* START Source records *

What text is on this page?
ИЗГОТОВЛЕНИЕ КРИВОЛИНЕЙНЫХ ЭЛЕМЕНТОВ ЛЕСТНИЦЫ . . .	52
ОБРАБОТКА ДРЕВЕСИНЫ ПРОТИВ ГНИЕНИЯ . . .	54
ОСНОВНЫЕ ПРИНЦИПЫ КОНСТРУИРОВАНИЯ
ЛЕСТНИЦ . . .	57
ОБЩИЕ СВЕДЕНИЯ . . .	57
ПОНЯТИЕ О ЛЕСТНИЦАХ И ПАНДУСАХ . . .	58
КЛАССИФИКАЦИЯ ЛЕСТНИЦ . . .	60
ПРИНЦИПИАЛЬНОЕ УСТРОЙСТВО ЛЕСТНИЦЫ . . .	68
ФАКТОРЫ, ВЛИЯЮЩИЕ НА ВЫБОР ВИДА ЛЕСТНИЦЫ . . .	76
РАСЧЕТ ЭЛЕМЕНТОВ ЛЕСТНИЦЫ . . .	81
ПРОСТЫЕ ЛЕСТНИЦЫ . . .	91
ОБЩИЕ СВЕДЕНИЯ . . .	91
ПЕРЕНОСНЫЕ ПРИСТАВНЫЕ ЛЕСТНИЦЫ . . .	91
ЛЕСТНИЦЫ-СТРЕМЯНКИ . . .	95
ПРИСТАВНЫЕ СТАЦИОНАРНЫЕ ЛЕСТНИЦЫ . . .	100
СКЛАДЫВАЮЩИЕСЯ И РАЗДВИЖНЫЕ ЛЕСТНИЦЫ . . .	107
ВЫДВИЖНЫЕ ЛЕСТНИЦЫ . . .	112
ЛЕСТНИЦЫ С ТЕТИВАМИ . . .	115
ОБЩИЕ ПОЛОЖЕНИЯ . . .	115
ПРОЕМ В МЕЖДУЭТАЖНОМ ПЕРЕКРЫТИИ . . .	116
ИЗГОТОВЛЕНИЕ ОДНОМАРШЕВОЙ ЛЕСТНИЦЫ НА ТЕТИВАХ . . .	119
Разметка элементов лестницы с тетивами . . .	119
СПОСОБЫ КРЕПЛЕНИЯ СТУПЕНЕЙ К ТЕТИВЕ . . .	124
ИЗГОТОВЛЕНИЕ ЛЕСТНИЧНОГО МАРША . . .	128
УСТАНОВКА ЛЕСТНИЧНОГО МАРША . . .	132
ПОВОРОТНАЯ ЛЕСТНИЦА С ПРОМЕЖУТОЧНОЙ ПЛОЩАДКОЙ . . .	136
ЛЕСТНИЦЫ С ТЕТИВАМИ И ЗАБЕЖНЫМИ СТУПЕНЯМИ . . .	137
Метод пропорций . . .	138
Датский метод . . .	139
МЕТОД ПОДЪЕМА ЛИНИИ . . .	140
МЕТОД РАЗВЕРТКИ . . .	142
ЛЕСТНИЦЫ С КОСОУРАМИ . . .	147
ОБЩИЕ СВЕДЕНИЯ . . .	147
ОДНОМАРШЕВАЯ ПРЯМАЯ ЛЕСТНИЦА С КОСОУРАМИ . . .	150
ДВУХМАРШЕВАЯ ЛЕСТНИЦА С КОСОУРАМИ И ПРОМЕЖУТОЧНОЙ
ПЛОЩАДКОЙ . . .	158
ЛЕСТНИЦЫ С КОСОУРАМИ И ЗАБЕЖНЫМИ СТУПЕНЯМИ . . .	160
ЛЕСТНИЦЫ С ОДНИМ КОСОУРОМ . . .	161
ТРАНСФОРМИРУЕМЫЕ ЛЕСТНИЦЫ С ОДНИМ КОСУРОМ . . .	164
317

* END Source records *

Short task
Filter the data, keeping only the lines that contain "ОДНИМ".

Task solution
ЛЕСТНИЦЫ С ОДНИМ КОСОУРОМ . . .	161
ТРАНСФОРМИРУЕМЫЕ ЛЕСТНИЦЫ С ОДНИМ КОСУРОМ . . .	164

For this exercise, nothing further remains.